TASK DESCRIPTION
Search the material for the word "true" and report each line where it turns up.
#### SOURCE MATERIAL ####
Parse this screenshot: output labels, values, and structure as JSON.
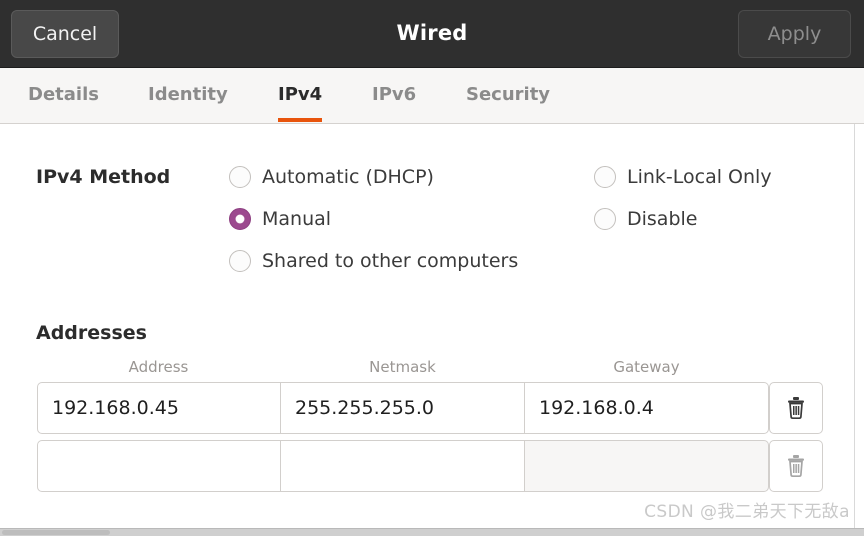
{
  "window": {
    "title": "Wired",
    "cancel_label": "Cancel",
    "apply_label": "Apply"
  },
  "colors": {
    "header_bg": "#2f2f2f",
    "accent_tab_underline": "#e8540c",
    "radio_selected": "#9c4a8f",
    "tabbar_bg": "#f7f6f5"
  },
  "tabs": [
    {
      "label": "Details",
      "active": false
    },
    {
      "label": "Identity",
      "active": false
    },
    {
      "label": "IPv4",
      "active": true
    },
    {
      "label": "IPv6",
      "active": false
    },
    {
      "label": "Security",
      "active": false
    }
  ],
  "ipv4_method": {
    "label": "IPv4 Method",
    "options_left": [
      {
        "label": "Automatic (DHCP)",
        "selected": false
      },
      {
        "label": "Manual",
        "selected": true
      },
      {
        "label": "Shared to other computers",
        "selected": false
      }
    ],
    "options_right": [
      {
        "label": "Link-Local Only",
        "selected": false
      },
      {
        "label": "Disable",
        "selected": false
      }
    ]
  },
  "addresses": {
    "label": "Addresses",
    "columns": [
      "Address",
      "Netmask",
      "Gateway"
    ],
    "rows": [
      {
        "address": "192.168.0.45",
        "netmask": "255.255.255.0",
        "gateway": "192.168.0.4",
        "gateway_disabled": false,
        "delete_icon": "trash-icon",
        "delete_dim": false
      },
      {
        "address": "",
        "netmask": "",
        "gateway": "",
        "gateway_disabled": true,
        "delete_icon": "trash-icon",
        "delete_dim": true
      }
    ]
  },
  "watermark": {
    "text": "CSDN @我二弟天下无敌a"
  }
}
####
RESPONSE TO THIS TASK
      "active": true
        "selected": true
        "gateway_disabled": true,
        "delete_dim": true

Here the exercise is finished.